(Dataset entries)
* * *
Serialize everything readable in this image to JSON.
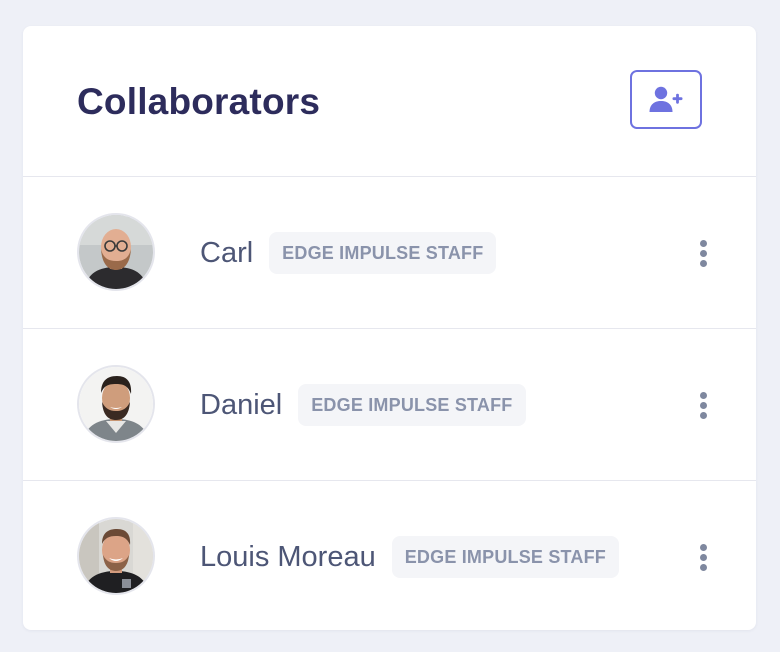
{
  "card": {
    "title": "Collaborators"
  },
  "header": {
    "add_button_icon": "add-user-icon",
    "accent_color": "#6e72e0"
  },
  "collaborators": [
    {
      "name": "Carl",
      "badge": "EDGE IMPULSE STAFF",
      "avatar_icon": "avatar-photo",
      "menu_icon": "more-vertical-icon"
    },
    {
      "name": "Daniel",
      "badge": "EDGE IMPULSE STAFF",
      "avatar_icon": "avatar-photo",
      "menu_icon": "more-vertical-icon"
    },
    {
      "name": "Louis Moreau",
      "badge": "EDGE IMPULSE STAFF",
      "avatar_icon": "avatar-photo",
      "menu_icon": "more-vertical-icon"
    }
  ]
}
* * *
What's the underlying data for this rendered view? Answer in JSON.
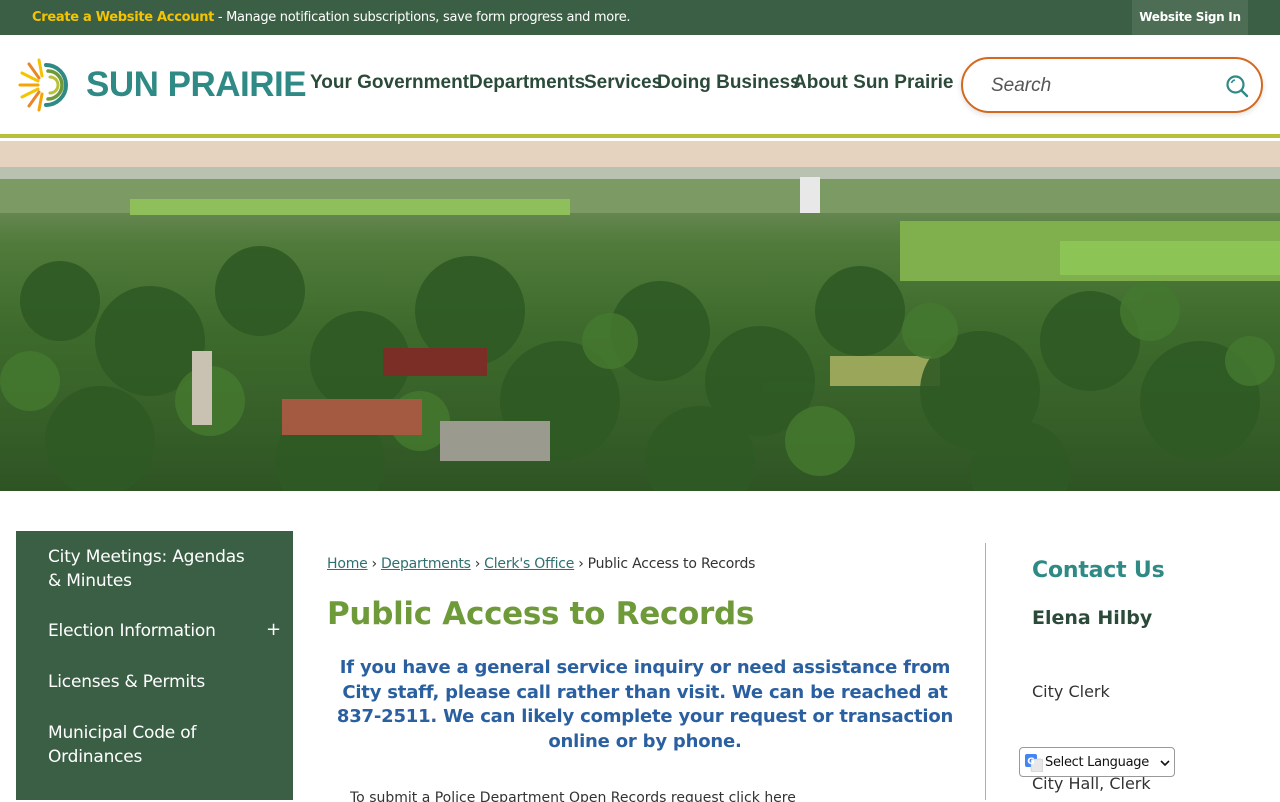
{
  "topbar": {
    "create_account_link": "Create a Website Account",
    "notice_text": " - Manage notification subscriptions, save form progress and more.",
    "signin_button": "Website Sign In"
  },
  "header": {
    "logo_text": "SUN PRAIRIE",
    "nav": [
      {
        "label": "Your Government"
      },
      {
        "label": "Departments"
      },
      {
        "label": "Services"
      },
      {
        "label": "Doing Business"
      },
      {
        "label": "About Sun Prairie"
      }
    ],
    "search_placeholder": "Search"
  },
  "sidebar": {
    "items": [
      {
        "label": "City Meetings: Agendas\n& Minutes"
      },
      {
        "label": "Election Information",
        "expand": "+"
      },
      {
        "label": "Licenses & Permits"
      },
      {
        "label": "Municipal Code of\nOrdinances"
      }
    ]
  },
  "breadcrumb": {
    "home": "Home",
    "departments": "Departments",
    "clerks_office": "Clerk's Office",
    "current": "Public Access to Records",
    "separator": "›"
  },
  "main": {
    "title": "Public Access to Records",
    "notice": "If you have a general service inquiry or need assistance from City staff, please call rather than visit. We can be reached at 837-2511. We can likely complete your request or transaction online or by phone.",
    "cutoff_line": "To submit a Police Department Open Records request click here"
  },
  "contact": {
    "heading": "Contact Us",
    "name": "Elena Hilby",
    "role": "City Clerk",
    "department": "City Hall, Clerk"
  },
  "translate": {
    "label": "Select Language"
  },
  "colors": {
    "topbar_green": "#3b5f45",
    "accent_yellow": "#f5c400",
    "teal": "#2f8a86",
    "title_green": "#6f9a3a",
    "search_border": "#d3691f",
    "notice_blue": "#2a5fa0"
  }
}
* * *
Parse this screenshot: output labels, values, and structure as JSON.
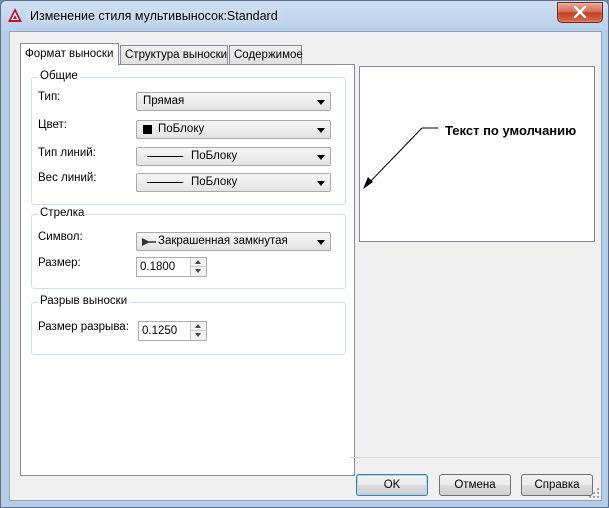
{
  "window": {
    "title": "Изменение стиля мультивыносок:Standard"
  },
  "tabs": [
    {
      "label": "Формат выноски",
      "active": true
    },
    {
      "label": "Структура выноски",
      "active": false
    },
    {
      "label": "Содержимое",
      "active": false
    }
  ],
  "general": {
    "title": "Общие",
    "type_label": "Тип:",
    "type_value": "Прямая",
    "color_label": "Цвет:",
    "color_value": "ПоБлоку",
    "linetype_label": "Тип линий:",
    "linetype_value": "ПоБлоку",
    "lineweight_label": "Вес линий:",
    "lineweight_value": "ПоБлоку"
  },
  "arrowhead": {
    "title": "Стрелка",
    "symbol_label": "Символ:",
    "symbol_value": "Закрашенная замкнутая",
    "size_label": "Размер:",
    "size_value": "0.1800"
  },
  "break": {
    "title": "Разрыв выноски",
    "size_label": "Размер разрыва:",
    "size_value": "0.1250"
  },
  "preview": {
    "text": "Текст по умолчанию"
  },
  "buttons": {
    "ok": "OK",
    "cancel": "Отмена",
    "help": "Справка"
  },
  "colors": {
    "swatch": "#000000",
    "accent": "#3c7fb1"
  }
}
* * *
> **What to produce**
Scan the material for lines with the word "Departments", and copy each line you find.

> **Exercise solution**
        "label": "Departments"
    "departments": "Departments",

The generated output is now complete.